** Challenge **
Copy out each line exactly; pictures stay out of the copy.
══ Records for the exercise
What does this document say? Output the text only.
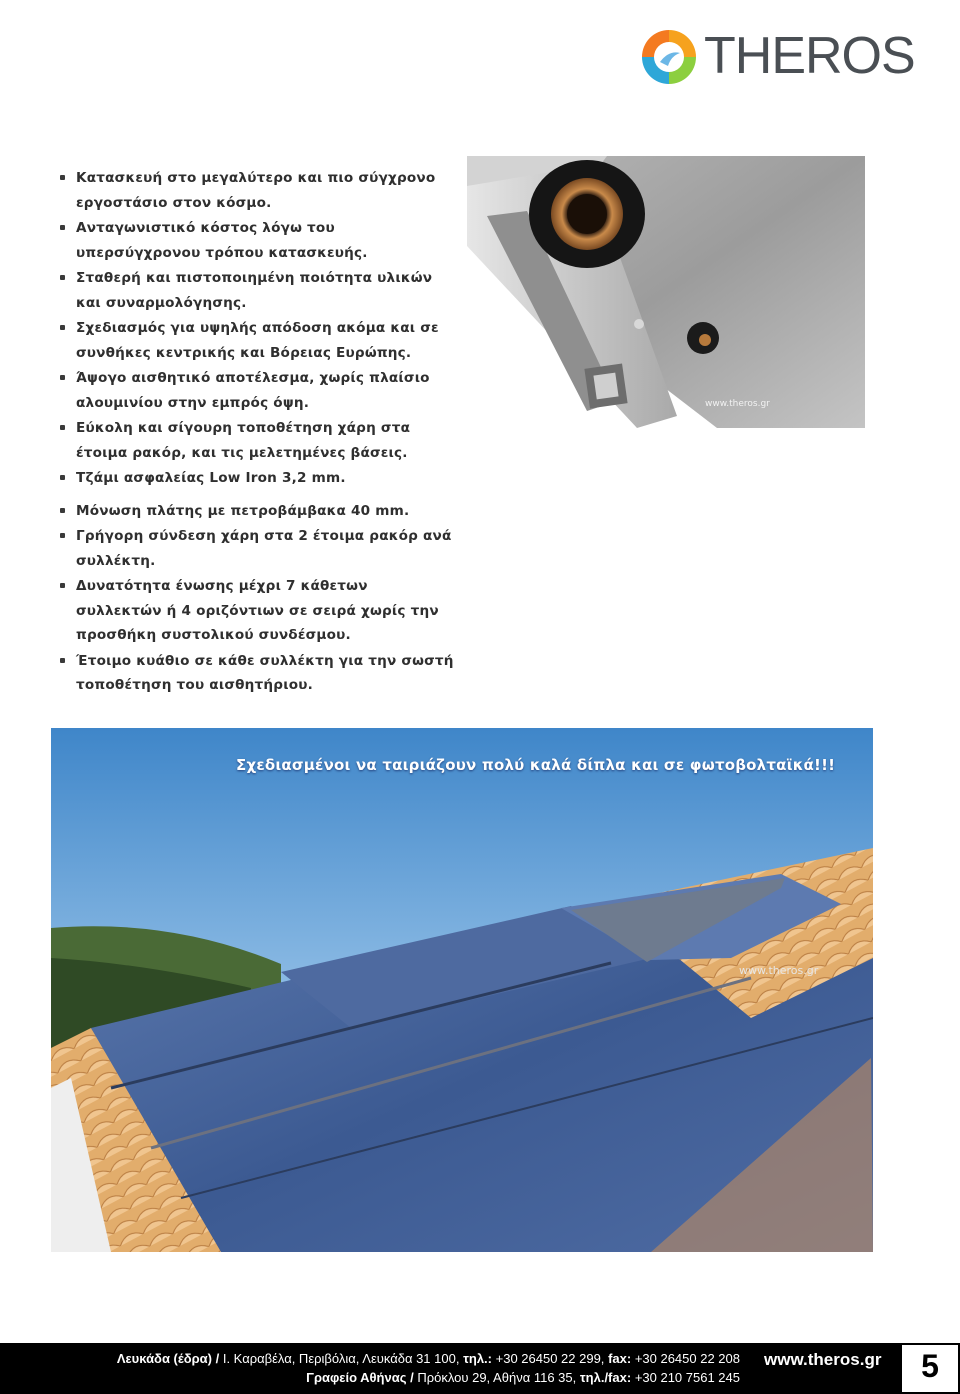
THEROS
Κατασκευή στο μεγαλύτερο και πιο σύγχρονο εργοστάσιο στον κόσμο.
Ανταγωνιστικό κόστος λόγω του υπερσύγχρονου τρόπου κατασκευής.
Σταθερή και πιστοποιημένη ποιότητα υλικών και συναρμολόγησης.
Σχεδιασμός για υψηλής απόδοση ακόμα και σε συνθήκες κεντρικής και Βόρειας Ευρώπης.
Άψογο αισθητικό αποτέλεσμα, χωρίς πλαίσιο αλουμινίου στην εμπρός όψη.
Εύκολη και σίγουρη τοποθέτηση χάρη στα έτοιμα ρακόρ, και τις μελετημένες βάσεις.
Τζάμι ασφαλείας Low Iron 3,2 mm.
Μόνωση πλάτης με πετροβάμβακα 40 mm.
Γρήγορη σύνδεση χάρη στα 2 έτοιμα ρακόρ ανά συλλέκτη.
Δυνατότητα ένωσης μέχρι 7 κάθετων συλλεκτών ή 4 οριζόντιων σε σειρά χωρίς την προσθήκη συστολικού συνδέσμου.
Έτοιμο κυάθιο σε κάθε συλλέκτη για την σωστή τοποθέτηση του αισθητήριου.
www.theros.gr
www.theros.gr
Σχεδιασμένοι να ταιριάζουν πολύ καλά δίπλα και σε φωτοβολταϊκά!!!
Λευκάδα (έδρα) / Ι. Καραβέλα, Περιβόλια, Λευκάδα 31 100, τηλ.: +30 26450 22 299, fax: +30 26450 22 208
Γραφείο Αθήνας / Πρόκλου 29, Αθήνα 116 35, τηλ./fax: +30 210 7561 245
www.theros.gr	5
════
** Solution **
What does this document say? Output the text only.
THEROS
Κατασκευή στο μεγαλύτερο και πιο σύγχρονο εργοστάσιο στον κόσμο.
Ανταγωνιστικό κόστος λόγω του υπερσύγχρονου τρόπου κατασκευής.
Σταθερή και πιστοποιημένη ποιότητα υλικών και συναρμολόγησης.
Σχεδιασμός για υψηλής απόδοση ακόμα και σε συνθήκες κεντρικής και Βόρειας Ευρώπης.
Άψογο αισθητικό αποτέλεσμα, χωρίς πλαίσιο αλουμινίου στην εμπρός όψη.
Εύκολη και σίγουρη τοποθέτηση χάρη στα έτοιμα ρακόρ, και τις μελετημένες βάσεις.
Τζάμι ασφαλείας Low Iron 3,2 mm.
Μόνωση πλάτης με πετροβάμβακα 40 mm.
Γρήγορη σύνδεση χάρη στα 2 έτοιμα ρακόρ ανά συλλέκτη.
Δυνατότητα ένωσης μέχρι 7 κάθετων συλλεκτών ή 4 οριζόντιων σε σειρά χωρίς την προσθήκη συστολικού συνδέσμου.
Έτοιμο κυάθιο σε κάθε συλλέκτη για την σωστή τοποθέτηση του αισθητήριου.
www.theros.gr
www.theros.gr
Σχεδιασμένοι να ταιριάζουν πολύ καλά δίπλα και σε φωτοβολταϊκά!!!
Λευκάδα (έδρα) / Ι. Καραβέλα, Περιβόλια, Λευκάδα 31 100, τηλ.: +30 26450 22 299, fax: +30 26450 22 208
Γραφείο Αθήνας / Πρόκλου 29, Αθήνα 116 35, τηλ./fax: +30 210 7561 245
www.theros.gr	5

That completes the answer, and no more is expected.